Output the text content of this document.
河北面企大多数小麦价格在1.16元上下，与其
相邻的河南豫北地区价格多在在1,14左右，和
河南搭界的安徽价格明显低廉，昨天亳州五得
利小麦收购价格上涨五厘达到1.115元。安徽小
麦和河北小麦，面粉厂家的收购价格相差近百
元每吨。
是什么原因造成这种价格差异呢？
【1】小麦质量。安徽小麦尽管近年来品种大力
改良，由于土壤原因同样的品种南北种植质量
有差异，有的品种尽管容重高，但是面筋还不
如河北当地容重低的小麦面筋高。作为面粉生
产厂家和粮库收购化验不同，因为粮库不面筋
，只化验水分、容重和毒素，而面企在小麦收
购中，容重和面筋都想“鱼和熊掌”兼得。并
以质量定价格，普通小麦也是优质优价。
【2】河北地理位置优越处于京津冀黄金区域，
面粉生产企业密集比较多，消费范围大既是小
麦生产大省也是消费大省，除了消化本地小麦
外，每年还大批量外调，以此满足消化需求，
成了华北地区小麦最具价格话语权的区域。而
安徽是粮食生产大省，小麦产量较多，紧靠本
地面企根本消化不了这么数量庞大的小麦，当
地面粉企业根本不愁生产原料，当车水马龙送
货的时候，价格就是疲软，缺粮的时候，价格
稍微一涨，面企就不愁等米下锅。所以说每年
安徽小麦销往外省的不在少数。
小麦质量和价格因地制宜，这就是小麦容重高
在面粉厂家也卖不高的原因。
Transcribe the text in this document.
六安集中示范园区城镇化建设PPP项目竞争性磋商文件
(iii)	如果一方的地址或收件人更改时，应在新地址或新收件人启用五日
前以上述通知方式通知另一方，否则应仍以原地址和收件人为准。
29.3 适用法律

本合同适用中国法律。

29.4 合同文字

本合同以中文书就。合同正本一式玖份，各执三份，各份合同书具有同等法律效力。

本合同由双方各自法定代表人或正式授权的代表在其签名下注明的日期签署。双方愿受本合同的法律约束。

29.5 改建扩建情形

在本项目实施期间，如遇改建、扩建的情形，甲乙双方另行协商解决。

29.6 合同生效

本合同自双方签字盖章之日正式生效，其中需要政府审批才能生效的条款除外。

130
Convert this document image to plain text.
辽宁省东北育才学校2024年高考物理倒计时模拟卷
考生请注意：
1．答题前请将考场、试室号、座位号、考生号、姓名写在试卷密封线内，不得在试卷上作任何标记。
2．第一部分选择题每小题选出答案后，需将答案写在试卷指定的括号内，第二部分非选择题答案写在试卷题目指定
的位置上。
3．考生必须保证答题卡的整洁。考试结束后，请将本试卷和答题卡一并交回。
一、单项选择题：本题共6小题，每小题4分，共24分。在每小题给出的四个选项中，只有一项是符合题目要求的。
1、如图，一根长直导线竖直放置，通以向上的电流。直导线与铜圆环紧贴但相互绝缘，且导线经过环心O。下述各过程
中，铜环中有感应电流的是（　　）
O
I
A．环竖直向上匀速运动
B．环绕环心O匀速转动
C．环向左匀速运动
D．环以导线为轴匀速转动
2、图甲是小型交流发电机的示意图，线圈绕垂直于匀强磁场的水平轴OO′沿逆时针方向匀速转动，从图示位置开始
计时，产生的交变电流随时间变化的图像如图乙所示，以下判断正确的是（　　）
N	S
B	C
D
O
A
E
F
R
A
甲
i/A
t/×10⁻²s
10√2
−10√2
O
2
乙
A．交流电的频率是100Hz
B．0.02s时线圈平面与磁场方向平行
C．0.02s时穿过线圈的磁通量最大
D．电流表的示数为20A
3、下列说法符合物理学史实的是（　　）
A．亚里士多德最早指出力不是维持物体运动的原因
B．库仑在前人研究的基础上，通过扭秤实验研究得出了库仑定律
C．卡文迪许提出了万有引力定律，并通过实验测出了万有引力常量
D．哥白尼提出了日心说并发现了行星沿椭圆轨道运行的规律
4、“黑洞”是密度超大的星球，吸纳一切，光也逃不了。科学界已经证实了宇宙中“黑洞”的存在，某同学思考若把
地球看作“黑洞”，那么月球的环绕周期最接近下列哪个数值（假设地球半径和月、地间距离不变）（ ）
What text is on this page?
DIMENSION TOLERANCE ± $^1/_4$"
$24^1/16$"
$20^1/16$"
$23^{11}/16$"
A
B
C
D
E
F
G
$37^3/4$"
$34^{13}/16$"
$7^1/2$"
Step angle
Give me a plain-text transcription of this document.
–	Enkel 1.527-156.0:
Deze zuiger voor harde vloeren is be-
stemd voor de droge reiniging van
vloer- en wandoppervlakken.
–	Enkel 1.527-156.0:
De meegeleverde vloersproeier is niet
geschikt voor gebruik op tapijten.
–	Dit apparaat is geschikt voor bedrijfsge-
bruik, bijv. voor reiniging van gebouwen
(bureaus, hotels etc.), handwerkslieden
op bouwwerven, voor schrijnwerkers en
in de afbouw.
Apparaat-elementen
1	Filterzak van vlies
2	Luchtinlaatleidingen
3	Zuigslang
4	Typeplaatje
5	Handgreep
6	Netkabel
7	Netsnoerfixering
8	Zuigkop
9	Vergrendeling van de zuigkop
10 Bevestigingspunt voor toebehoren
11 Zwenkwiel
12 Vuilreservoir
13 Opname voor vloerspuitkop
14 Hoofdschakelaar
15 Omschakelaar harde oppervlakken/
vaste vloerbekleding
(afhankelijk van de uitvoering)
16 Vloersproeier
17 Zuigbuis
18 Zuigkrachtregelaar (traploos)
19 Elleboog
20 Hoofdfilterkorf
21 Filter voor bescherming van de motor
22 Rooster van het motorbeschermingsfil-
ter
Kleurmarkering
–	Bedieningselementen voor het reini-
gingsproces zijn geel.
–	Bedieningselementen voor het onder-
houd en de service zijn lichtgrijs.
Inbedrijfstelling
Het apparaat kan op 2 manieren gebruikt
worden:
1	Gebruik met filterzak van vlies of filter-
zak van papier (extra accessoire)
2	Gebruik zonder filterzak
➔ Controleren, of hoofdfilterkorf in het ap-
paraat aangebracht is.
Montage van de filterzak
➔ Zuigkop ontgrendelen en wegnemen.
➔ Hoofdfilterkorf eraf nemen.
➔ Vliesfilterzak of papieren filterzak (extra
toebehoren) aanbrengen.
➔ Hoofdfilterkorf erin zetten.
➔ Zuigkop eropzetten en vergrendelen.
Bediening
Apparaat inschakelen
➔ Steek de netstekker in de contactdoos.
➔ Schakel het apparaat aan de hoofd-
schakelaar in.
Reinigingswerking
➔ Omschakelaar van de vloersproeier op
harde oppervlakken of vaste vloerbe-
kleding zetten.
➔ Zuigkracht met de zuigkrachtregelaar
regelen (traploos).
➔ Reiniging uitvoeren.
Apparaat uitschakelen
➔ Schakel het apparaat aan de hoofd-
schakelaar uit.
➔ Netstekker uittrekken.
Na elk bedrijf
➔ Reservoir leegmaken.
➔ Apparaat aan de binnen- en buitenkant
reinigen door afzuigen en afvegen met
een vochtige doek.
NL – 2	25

---+---

**Set problem**
Look through the entries above; copy each line where the string "text" appears.

**Answer**
Output the text content of this document.
Transcribe the text in this document.
Convert this document image to plain text.
What text is on this page?
Give me a plain-text transcription of this document.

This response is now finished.